▼▼▼

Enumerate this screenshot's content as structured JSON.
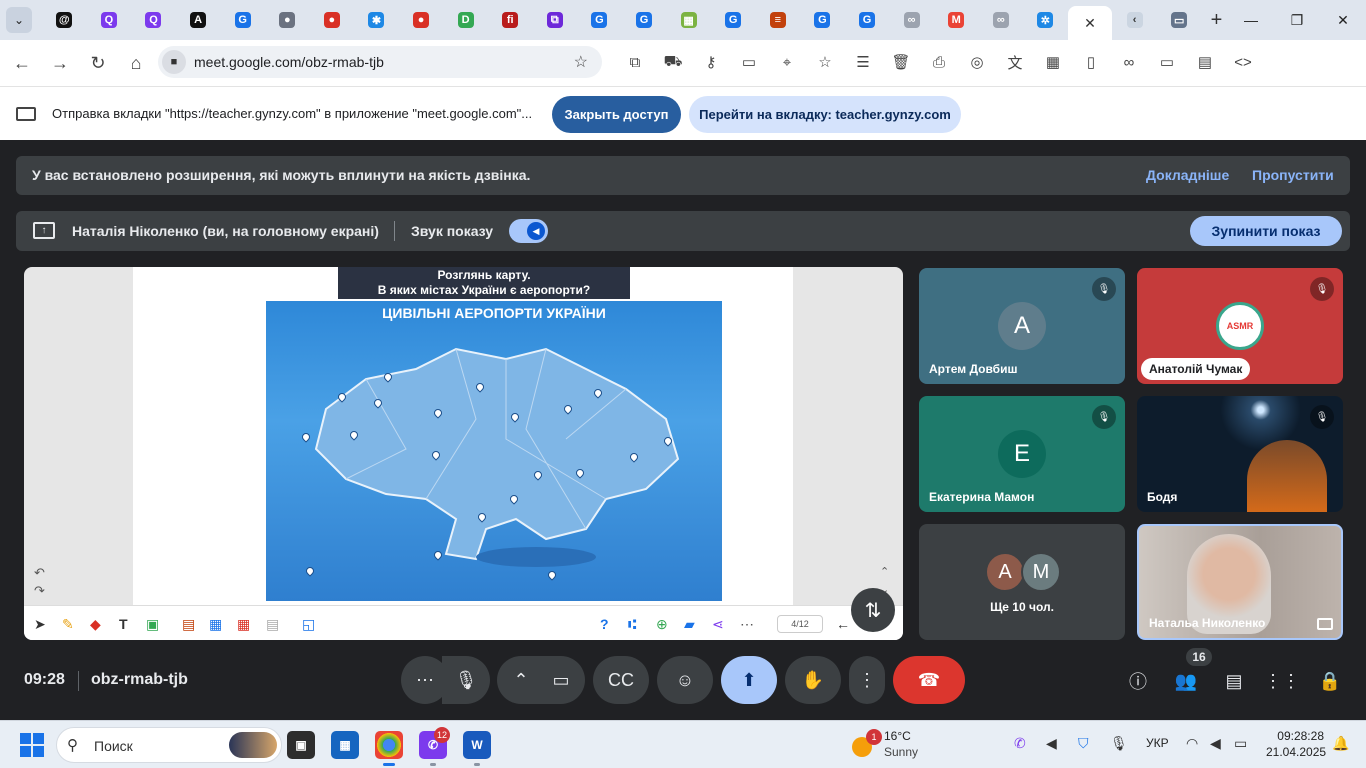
{
  "browser": {
    "url": "meet.google.com/obz-rmab-tjb",
    "tabs": [
      {
        "icon": "threads-icon",
        "color": "#111111",
        "glyph": "@"
      },
      {
        "icon": "quizizz-icon",
        "color": "#7c3aed",
        "glyph": "Q"
      },
      {
        "icon": "quizizz-icon",
        "color": "#7c3aed",
        "glyph": "Q"
      },
      {
        "icon": "canva-icon",
        "color": "#111111",
        "glyph": "A"
      },
      {
        "icon": "google-icon",
        "color": "#1a73e8",
        "glyph": "G"
      },
      {
        "icon": "globe-icon",
        "color": "#6b7280",
        "glyph": "●"
      },
      {
        "icon": "red-ball-icon",
        "color": "#d93025",
        "glyph": "●"
      },
      {
        "icon": "puzzle-app-icon",
        "color": "#1e88e5",
        "glyph": "✱"
      },
      {
        "icon": "red-ball-icon",
        "color": "#d93025",
        "glyph": "●"
      },
      {
        "icon": "d-app-icon",
        "color": "#34a853",
        "glyph": "D"
      },
      {
        "icon": "fi-app-icon",
        "color": "#b91c1c",
        "glyph": "fi"
      },
      {
        "icon": "wordwall-icon",
        "color": "#6d28d9",
        "glyph": "⧉"
      },
      {
        "icon": "gynzy-icon",
        "color": "#1a73e8",
        "glyph": "G"
      },
      {
        "icon": "gynzy-icon",
        "color": "#1a73e8",
        "glyph": "G"
      },
      {
        "icon": "learningapps-icon",
        "color": "#7cb342",
        "glyph": "▦"
      },
      {
        "icon": "gynzy-icon",
        "color": "#1a73e8",
        "glyph": "G"
      },
      {
        "icon": "book-icon",
        "color": "#c2410c",
        "glyph": "≡"
      },
      {
        "icon": "gynzy-icon",
        "color": "#1a73e8",
        "glyph": "G"
      },
      {
        "icon": "gynzy-icon",
        "color": "#1a73e8",
        "glyph": "G"
      },
      {
        "icon": "link-icon",
        "color": "#9ca3af",
        "glyph": "∞"
      },
      {
        "icon": "gmail-icon",
        "color": "#ea4335",
        "glyph": "M"
      },
      {
        "icon": "link-icon",
        "color": "#9ca3af",
        "glyph": "∞"
      },
      {
        "icon": "snowflake-icon",
        "color": "#1e88e5",
        "glyph": "✲"
      }
    ]
  },
  "share_bar": {
    "message": "Отправка вкладки \"https://teacher.gynzy.com\" в приложение \"meet.google.com\"...",
    "stop_button": "Закрыть доступ",
    "goto_button": "Перейти на вкладку: teacher.gynzy.com"
  },
  "meet": {
    "warning": {
      "text": "У вас встановлено розширення, які можуть вплинути на якість дзвінка.",
      "learn_more": "Докладніше",
      "skip": "Пропустити"
    },
    "presenting": {
      "name": "Наталія Ніколенко (ви, на головному екрані)",
      "sound_label": "Звук показу",
      "sound_on": true,
      "stop_button": "Зупинити показ"
    },
    "slide": {
      "title_line1": "Розглянь карту.",
      "title_line2": "В яких містах України є аеропорти?",
      "map_title": "ЦИВІЛЬНІ АЕРОПОРТИ УКРАЇНИ",
      "page_indicator": "4/12"
    },
    "participants": [
      {
        "name": "Артем Довбиш",
        "initial": "A",
        "bg": "#3f6f82",
        "avatar_bg": "#5f7d8c",
        "muted": true
      },
      {
        "name": "Анатолій Чумак",
        "initial": "",
        "bg": "#c53b3b",
        "avatar_bg": "#ffffff",
        "muted": true,
        "tag": true,
        "logo": "ASMR"
      },
      {
        "name": "Екатерина Мамон",
        "initial": "E",
        "bg": "#1e7a6b",
        "avatar_bg": "#0d6b5c",
        "muted": true
      },
      {
        "name": "Бодя",
        "initial": "",
        "bg": "#0d1c2c",
        "muted": true,
        "video": true
      },
      {
        "name": "Ще 10 чол.",
        "initial": "",
        "bg": "#3c4043",
        "muted": false,
        "group": true,
        "mini": [
          "A",
          "M"
        ]
      },
      {
        "name": "Натальа Николенко",
        "initial": "",
        "bg": "#bfb6b0",
        "muted": false,
        "video": true,
        "self": true
      }
    ],
    "bottom": {
      "time": "09:28",
      "meeting_code": "obz-rmab-tjb",
      "people_count": "16"
    }
  },
  "taskbar": {
    "search_placeholder": "Поиск",
    "chat_badge": "12",
    "weather_badge": "1",
    "weather_temp": "16°C",
    "weather_cond": "Sunny",
    "language": "УКР",
    "time": "09:28:28",
    "date": "21.04.2025"
  }
}
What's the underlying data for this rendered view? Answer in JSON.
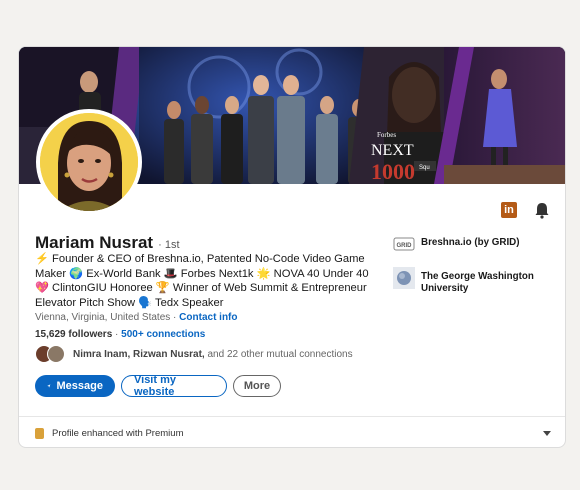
{
  "banner": {
    "overlay_brand": "Forbes",
    "overlay_big": "NEXT",
    "overlay_number": "1000",
    "overlay_tag": "Squ"
  },
  "profile": {
    "name": "Mariam Nusrat",
    "degree": "· 1st",
    "headline": "⚡ Founder & CEO of Breshna.io, Patented No-Code Video Game Maker 🌍 Ex-World Bank 🎩 Forbes Next1k 🌟 NOVA 40 Under 40 💖 ClintonGIU Honoree 🏆 Winner of Web Summit & Entrepreneur Elevator Pitch Show 🗣️ Tedx Speaker",
    "location": "Vienna, Virginia, United States",
    "separator": " · ",
    "contact_info": "Contact info",
    "followers": "15,629 followers",
    "connections": "500+ connections",
    "mutual_names": "Nimra Inam, Rizwan Nusrat,",
    "mutual_rest": " and 22 other mutual connections"
  },
  "actions": {
    "message": "Message",
    "visit_website": "Visit my website",
    "more": "More"
  },
  "organizations": [
    {
      "name": "Breshna.io (by GRID)",
      "logo_text": "GRID"
    },
    {
      "name": "The George Washington University"
    }
  ],
  "footer": {
    "text": "Profile enhanced with Premium"
  },
  "colors": {
    "accent": "#0a66c2",
    "linkedin_icon": "#b45a16",
    "premium": "#d9a13a"
  },
  "icons": [
    "linkedin-icon",
    "bell-icon",
    "send-icon",
    "premium-icon",
    "chevron-down-icon"
  ]
}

▲▲▲

Repeat the listing in full and exactly. Do not include any images.

◆ **Task output**:
Enumerate this screenshot's content as structured JSON.
{
  "browser": {
    "url": "meet.google.com/obz-rmab-tjb",
    "tabs": [
      {
        "icon": "threads-icon",
        "color": "#111111",
        "glyph": "@"
      },
      {
        "icon": "quizizz-icon",
        "color": "#7c3aed",
        "glyph": "Q"
      },
      {
        "icon": "quizizz-icon",
        "color": "#7c3aed",
        "glyph": "Q"
      },
      {
        "icon": "canva-icon",
        "color": "#111111",
        "glyph": "A"
      },
      {
        "icon": "google-icon",
        "color": "#1a73e8",
        "glyph": "G"
      },
      {
        "icon": "globe-icon",
        "color": "#6b7280",
        "glyph": "●"
      },
      {
        "icon": "red-ball-icon",
        "color": "#d93025",
        "glyph": "●"
      },
      {
        "icon": "puzzle-app-icon",
        "color": "#1e88e5",
        "glyph": "✱"
      },
      {
        "icon": "red-ball-icon",
        "color": "#d93025",
        "glyph": "●"
      },
      {
        "icon": "d-app-icon",
        "color": "#34a853",
        "glyph": "D"
      },
      {
        "icon": "fi-app-icon",
        "color": "#b91c1c",
        "glyph": "fi"
      },
      {
        "icon": "wordwall-icon",
        "color": "#6d28d9",
        "glyph": "⧉"
      },
      {
        "icon": "gynzy-icon",
        "color": "#1a73e8",
        "glyph": "G"
      },
      {
        "icon": "gynzy-icon",
        "color": "#1a73e8",
        "glyph": "G"
      },
      {
        "icon": "learningapps-icon",
        "color": "#7cb342",
        "glyph": "▦"
      },
      {
        "icon": "gynzy-icon",
        "color": "#1a73e8",
        "glyph": "G"
      },
      {
        "icon": "book-icon",
        "color": "#c2410c",
        "glyph": "≡"
      },
      {
        "icon": "gynzy-icon",
        "color": "#1a73e8",
        "glyph": "G"
      },
      {
        "icon": "gynzy-icon",
        "color": "#1a73e8",
        "glyph": "G"
      },
      {
        "icon": "link-icon",
        "color": "#9ca3af",
        "glyph": "∞"
      },
      {
        "icon": "gmail-icon",
        "color": "#ea4335",
        "glyph": "M"
      },
      {
        "icon": "link-icon",
        "color": "#9ca3af",
        "glyph": "∞"
      },
      {
        "icon": "snowflake-icon",
        "color": "#1e88e5",
        "glyph": "✲"
      }
    ]
  },
  "share_bar": {
    "message": "Отправка вкладки \"https://teacher.gynzy.com\" в приложение \"meet.google.com\"...",
    "stop_button": "Закрыть доступ",
    "goto_button": "Перейти на вкладку: teacher.gynzy.com"
  },
  "meet": {
    "warning": {
      "text": "У вас встановлено розширення, які можуть вплинути на якість дзвінка.",
      "learn_more": "Докладніше",
      "skip": "Пропустити"
    },
    "presenting": {
      "name": "Наталія Ніколенко (ви, на головному екрані)",
      "sound_label": "Звук показу",
      "sound_on": true,
      "stop_button": "Зупинити показ"
    },
    "slide": {
      "title_line1": "Розглянь карту.",
      "title_line2": "В яких містах України є аеропорти?",
      "map_title": "ЦИВІЛЬНІ АЕРОПОРТИ УКРАЇНИ",
      "page_indicator": "4/12"
    },
    "participants": [
      {
        "name": "Артем Довбиш",
        "initial": "A",
        "bg": "#3f6f82",
        "avatar_bg": "#5f7d8c",
        "muted": true
      },
      {
        "name": "Анатолій Чумак",
        "initial": "",
        "bg": "#c53b3b",
        "avatar_bg": "#ffffff",
        "muted": true,
        "tag": true,
        "logo": "ASMR"
      },
      {
        "name": "Екатерина Мамон",
        "initial": "E",
        "bg": "#1e7a6b",
        "avatar_bg": "#0d6b5c",
        "muted": true
      },
      {
        "name": "Бодя",
        "initial": "",
        "bg": "#0d1c2c",
        "muted": true,
        "video": true
      },
      {
        "name": "Ще 10 чол.",
        "initial": "",
        "bg": "#3c4043",
        "muted": false,
        "group": true,
        "mini": [
          "A",
          "M"
        ]
      },
      {
        "name": "Натальа Николенко",
        "initial": "",
        "bg": "#bfb6b0",
        "muted": false,
        "video": true,
        "self": true
      }
    ],
    "bottom": {
      "time": "09:28",
      "meeting_code": "obz-rmab-tjb",
      "people_count": "16"
    }
  },
  "taskbar": {
    "search_placeholder": "Поиск",
    "chat_badge": "12",
    "weather_badge": "1",
    "weather_temp": "16°C",
    "weather_cond": "Sunny",
    "language": "УКР",
    "time": "09:28:28",
    "date": "21.04.2025"
  }
}
What's the underlying data for this rendered view? Answer in JSON.
{
  "banner": {
    "overlay_brand": "Forbes",
    "overlay_big": "NEXT",
    "overlay_number": "1000",
    "overlay_tag": "Squ"
  },
  "profile": {
    "name": "Mariam Nusrat",
    "degree": "· 1st",
    "headline": "⚡ Founder & CEO of Breshna.io, Patented No-Code Video Game Maker 🌍 Ex-World Bank 🎩 Forbes Next1k 🌟 NOVA 40 Under 40 💖 ClintonGIU Honoree 🏆 Winner of Web Summit & Entrepreneur Elevator Pitch Show 🗣️ Tedx Speaker",
    "location": "Vienna, Virginia, United States",
    "separator": " · ",
    "contact_info": "Contact info",
    "followers": "15,629 followers",
    "connections": "500+ connections",
    "mutual_names": "Nimra Inam, Rizwan Nusrat,",
    "mutual_rest": " and 22 other mutual connections"
  },
  "actions": {
    "message": "Message",
    "visit_website": "Visit my website",
    "more": "More"
  },
  "organizations": [
    {
      "name": "Breshna.io (by GRID)",
      "logo_text": "GRID"
    },
    {
      "name": "The George Washington University"
    }
  ],
  "footer": {
    "text": "Profile enhanced with Premium"
  },
  "colors": {
    "accent": "#0a66c2",
    "linkedin_icon": "#b45a16",
    "premium": "#d9a13a"
  },
  "icons": [
    "linkedin-icon",
    "bell-icon",
    "send-icon",
    "premium-icon",
    "chevron-down-icon"
  ]
}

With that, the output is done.